In the material below, rewrite the lines between the one holding "Enumerate the UI" and the one holding "- change-value: 0.26: [205, 385, 230, 399]", inclusive, putting "change-amount" wherever "change-value" appears and leaving everything else unchanged.

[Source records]
________

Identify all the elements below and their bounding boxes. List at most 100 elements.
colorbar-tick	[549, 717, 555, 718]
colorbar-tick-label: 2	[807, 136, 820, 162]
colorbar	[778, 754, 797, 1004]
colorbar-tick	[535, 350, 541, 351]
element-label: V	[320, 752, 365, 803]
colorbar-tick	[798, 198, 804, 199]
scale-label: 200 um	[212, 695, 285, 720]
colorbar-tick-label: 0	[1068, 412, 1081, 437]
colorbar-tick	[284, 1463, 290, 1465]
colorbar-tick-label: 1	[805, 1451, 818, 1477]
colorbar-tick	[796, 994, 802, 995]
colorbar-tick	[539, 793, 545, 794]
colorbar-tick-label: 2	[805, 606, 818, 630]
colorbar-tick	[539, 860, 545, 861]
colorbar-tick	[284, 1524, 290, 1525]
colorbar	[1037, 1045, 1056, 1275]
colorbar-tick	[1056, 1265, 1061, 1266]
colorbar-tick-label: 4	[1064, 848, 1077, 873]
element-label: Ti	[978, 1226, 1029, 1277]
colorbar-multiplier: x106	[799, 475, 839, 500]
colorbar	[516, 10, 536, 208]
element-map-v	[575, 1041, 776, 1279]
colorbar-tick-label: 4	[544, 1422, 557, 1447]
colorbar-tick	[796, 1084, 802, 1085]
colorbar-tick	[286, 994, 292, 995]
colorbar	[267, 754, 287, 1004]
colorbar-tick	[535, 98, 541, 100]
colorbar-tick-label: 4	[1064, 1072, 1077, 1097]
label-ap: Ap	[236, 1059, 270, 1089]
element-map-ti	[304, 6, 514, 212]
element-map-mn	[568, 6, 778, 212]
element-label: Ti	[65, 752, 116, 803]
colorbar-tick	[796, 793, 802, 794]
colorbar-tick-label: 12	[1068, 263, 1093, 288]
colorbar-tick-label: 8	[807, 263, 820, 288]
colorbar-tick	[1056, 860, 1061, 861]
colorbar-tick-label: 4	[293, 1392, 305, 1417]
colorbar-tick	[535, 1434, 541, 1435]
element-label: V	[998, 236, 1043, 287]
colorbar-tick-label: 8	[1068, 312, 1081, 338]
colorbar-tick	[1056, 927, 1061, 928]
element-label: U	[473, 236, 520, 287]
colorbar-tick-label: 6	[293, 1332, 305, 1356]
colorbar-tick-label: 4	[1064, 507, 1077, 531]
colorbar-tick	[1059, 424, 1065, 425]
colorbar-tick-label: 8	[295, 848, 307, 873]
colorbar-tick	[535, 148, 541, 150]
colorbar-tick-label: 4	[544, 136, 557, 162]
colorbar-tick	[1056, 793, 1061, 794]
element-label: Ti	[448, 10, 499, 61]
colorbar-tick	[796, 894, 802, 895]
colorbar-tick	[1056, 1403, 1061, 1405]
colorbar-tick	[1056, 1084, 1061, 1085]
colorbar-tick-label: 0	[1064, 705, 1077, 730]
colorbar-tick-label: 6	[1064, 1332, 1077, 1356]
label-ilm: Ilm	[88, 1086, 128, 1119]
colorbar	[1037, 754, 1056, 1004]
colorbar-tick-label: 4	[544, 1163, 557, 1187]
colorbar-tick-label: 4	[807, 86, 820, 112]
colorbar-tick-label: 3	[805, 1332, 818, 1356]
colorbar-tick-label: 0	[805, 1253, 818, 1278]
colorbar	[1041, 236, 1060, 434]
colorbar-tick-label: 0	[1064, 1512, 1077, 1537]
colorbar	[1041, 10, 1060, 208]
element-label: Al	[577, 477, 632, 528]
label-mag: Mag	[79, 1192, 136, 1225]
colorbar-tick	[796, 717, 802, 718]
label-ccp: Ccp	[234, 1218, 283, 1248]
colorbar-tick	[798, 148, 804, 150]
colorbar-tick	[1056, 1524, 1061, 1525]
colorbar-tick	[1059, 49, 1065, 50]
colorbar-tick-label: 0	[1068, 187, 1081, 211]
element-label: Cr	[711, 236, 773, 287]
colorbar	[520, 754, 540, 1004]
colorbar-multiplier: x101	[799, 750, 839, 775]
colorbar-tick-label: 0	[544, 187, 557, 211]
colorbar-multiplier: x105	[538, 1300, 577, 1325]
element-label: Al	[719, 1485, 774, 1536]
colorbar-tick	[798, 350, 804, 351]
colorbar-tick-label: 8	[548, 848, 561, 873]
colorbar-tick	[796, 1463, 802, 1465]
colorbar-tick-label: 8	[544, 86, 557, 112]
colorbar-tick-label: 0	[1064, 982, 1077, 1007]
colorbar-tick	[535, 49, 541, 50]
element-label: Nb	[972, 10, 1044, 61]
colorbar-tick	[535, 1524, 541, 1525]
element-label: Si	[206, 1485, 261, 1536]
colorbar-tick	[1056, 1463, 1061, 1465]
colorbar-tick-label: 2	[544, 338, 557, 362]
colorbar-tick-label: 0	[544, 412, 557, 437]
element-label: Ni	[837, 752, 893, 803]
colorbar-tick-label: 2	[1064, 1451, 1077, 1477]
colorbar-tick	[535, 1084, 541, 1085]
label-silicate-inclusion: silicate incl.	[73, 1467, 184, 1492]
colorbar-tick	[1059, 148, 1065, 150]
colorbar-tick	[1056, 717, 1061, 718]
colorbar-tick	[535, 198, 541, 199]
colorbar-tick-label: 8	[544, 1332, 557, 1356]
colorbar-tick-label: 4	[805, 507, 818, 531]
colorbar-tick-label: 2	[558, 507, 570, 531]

________

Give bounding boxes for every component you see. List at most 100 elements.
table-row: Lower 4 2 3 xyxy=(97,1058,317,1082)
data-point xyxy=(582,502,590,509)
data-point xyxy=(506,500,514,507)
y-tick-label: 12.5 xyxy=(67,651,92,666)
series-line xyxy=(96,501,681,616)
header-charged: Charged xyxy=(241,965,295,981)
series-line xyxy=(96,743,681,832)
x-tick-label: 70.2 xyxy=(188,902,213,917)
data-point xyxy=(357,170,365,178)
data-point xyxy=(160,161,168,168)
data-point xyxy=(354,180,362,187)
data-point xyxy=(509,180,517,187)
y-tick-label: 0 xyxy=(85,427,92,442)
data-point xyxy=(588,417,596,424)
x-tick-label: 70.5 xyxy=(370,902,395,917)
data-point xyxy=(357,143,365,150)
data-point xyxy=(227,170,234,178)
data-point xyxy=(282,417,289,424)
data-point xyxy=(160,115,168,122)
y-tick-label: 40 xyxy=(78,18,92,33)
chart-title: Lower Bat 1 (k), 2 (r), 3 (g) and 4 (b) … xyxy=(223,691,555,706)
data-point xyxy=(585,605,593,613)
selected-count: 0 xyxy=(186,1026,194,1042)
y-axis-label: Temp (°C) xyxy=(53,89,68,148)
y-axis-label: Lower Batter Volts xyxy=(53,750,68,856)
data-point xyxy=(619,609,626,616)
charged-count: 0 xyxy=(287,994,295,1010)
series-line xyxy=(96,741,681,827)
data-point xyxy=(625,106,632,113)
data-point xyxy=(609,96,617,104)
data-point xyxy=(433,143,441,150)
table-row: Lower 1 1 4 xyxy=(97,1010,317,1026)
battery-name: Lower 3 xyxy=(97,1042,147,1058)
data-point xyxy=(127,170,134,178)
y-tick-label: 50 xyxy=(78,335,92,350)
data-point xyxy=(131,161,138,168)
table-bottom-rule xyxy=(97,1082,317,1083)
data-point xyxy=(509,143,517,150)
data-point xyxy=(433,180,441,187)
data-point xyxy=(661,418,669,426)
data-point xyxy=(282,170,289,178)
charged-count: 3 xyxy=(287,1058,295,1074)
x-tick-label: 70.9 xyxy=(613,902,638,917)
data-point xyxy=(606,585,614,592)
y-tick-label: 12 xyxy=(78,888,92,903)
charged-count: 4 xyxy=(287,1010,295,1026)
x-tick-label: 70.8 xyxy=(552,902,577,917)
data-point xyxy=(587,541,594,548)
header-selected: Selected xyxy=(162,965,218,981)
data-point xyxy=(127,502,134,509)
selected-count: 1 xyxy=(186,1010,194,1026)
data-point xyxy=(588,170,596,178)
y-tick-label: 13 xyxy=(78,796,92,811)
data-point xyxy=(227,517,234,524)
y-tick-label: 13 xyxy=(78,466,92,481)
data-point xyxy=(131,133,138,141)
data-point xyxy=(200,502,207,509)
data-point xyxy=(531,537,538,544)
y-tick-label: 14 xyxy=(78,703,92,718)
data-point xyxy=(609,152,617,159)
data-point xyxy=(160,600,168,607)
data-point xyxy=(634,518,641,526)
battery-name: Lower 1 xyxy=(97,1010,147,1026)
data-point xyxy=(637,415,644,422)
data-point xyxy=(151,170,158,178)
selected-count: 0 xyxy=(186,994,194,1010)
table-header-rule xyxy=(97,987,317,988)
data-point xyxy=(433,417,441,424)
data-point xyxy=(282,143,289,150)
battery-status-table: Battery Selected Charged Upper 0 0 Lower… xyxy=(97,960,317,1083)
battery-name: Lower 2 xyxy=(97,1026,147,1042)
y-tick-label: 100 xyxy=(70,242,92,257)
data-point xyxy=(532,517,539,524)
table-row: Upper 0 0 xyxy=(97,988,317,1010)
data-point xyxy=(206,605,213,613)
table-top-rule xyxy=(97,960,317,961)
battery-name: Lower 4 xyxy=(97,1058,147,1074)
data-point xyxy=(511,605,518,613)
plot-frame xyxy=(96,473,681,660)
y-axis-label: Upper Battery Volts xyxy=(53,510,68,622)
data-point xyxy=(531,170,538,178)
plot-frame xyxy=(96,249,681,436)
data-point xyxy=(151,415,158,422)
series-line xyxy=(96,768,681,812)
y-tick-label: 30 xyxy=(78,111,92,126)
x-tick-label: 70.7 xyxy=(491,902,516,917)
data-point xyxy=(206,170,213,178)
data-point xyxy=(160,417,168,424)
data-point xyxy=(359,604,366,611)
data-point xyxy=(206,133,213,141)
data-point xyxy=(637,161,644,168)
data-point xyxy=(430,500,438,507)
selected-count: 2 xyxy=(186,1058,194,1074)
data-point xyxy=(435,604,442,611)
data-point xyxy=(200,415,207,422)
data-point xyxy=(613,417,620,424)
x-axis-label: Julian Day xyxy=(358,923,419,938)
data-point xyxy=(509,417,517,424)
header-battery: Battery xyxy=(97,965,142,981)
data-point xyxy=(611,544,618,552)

________

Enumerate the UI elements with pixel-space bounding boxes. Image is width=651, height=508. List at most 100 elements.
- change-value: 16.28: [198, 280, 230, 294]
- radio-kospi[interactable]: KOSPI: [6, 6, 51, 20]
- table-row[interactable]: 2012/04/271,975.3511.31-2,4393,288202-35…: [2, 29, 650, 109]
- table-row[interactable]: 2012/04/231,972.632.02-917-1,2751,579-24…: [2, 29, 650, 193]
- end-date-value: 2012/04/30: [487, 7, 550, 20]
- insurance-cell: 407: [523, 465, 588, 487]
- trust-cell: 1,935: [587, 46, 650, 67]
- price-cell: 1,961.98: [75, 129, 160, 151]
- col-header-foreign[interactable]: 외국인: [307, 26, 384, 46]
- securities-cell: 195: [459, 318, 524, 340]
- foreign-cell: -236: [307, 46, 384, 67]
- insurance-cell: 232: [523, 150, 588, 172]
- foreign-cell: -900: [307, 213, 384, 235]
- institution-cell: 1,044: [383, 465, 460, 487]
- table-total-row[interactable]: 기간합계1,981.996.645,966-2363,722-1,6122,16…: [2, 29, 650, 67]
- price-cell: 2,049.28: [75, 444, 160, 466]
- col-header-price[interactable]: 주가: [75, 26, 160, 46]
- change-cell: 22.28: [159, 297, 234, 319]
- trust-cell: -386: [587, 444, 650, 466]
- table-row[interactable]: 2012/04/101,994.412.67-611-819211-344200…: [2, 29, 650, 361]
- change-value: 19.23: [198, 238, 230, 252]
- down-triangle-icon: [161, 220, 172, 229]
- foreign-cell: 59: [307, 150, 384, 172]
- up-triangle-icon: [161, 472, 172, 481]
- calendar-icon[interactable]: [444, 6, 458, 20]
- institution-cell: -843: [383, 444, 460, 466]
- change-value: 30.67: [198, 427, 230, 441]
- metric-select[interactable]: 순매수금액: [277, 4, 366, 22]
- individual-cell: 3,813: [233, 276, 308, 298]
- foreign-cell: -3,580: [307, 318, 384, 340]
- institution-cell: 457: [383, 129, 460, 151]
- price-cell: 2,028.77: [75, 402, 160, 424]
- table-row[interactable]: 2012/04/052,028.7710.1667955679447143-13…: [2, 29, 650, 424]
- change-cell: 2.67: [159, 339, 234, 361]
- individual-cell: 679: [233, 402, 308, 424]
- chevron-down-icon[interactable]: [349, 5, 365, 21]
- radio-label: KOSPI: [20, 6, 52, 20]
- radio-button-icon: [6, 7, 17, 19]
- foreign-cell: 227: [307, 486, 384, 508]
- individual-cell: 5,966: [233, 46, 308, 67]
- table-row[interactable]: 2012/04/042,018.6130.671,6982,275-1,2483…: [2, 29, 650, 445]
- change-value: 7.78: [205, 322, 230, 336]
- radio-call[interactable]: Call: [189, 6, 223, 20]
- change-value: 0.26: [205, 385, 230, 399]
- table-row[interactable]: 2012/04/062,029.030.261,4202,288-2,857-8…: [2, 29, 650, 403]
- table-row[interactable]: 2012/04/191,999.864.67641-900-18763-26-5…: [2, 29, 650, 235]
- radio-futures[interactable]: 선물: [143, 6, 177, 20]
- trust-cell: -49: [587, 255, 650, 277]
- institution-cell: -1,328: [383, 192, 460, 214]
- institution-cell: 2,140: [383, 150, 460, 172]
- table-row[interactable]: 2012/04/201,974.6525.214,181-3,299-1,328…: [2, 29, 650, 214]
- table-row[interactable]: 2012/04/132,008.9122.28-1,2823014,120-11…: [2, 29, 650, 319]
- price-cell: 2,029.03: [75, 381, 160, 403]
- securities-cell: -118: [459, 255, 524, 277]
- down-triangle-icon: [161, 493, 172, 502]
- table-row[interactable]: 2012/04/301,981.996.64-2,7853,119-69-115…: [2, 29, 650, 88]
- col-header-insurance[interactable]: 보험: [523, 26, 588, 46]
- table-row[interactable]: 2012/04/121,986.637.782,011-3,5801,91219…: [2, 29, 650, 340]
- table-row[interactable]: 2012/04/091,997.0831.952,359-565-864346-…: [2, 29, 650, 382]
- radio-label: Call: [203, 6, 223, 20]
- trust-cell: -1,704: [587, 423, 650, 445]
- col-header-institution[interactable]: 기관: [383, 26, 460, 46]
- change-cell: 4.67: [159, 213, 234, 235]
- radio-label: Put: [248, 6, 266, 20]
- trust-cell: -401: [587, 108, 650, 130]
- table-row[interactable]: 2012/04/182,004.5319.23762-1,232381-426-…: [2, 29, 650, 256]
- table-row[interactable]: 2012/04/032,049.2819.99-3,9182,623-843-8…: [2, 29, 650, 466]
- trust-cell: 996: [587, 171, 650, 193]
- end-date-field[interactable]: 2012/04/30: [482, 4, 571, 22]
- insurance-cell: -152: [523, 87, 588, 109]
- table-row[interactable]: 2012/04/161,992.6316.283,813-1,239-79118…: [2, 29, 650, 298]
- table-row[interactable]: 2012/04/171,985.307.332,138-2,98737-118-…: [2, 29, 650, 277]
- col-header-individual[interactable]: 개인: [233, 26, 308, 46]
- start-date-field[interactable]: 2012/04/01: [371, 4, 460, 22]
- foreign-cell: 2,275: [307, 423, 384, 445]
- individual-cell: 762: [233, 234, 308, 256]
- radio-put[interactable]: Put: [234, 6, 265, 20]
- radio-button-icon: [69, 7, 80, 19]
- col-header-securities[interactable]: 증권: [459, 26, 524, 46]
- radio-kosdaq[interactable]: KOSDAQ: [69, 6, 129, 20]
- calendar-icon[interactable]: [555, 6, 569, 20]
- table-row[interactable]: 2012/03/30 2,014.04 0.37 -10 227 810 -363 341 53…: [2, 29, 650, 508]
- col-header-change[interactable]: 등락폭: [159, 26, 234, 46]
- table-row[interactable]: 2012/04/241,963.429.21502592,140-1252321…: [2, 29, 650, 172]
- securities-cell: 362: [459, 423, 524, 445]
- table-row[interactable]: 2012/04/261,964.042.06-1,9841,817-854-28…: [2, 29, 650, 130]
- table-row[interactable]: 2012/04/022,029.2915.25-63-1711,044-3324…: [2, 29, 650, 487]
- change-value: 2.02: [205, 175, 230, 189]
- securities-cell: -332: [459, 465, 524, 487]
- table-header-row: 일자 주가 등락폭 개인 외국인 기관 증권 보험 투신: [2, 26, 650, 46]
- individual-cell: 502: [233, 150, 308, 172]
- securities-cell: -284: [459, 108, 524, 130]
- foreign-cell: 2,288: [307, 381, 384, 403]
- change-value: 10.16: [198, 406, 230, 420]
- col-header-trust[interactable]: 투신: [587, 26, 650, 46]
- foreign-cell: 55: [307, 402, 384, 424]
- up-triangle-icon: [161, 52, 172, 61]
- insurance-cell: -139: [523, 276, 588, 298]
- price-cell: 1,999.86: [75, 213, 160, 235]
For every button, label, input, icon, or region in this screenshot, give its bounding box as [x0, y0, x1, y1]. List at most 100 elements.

________

> **COMPLETED TASK**:
Enumerate the UI elements with pixel-space bounding boxes. Image is width=651, height=508. List at most 100 elements.
- change-amount: 16.28: [198, 280, 230, 294]
- radio-kospi[interactable]: KOSPI: [6, 6, 51, 20]
- table-row[interactable]: 2012/04/271,975.3511.31-2,4393,288202-35…: [2, 29, 650, 109]
- table-row[interactable]: 2012/04/231,972.632.02-917-1,2751,579-24…: [2, 29, 650, 193]
- end-date-value: 2012/04/30: [487, 7, 550, 20]
- insurance-cell: 407: [523, 465, 588, 487]
- trust-cell: 1,935: [587, 46, 650, 67]
- price-cell: 1,961.98: [75, 129, 160, 151]
- col-header-foreign[interactable]: 외국인: [307, 26, 384, 46]
- securities-cell: 195: [459, 318, 524, 340]
- foreign-cell: -236: [307, 46, 384, 67]
- insurance-cell: 232: [523, 150, 588, 172]
- foreign-cell: -900: [307, 213, 384, 235]
- institution-cell: 1,044: [383, 465, 460, 487]
- table-total-row[interactable]: 기간합계1,981.996.645,966-2363,722-1,6122,16…: [2, 29, 650, 67]
- price-cell: 2,049.28: [75, 444, 160, 466]
- col-header-price[interactable]: 주가: [75, 26, 160, 46]
- change-cell: 22.28: [159, 297, 234, 319]
- trust-cell: -386: [587, 444, 650, 466]
- table-row[interactable]: 2012/04/101,994.412.67-611-819211-344200…: [2, 29, 650, 361]
- change-amount: 19.23: [198, 238, 230, 252]
- down-triangle-icon: [161, 220, 172, 229]
- foreign-cell: 59: [307, 150, 384, 172]
- up-triangle-icon: [161, 472, 172, 481]
- calendar-icon[interactable]: [444, 6, 458, 20]
- institution-cell: -843: [383, 444, 460, 466]
- change-amount: 30.67: [198, 427, 230, 441]
- metric-select[interactable]: 순매수금액: [277, 4, 366, 22]
- individual-cell: 3,813: [233, 276, 308, 298]
- foreign-cell: -3,580: [307, 318, 384, 340]
- institution-cell: 457: [383, 129, 460, 151]
- price-cell: 2,028.77: [75, 402, 160, 424]
- table-row[interactable]: 2012/04/052,028.7710.1667955679447143-13…: [2, 29, 650, 424]
- change-cell: 2.67: [159, 339, 234, 361]
- individual-cell: 679: [233, 402, 308, 424]
- chevron-down-icon[interactable]: [349, 5, 365, 21]
- radio-label: KOSPI: [20, 6, 52, 20]
- radio-button-icon: [6, 7, 17, 19]
- foreign-cell: 227: [307, 486, 384, 508]
- individual-cell: 5,966: [233, 46, 308, 67]
- table-row[interactable]: 2012/04/042,018.6130.671,6982,275-1,2483…: [2, 29, 650, 445]
- change-amount: 7.78: [205, 322, 230, 336]
- radio-call[interactable]: Call: [189, 6, 223, 20]
- change-amount: 0.26: [205, 385, 230, 399]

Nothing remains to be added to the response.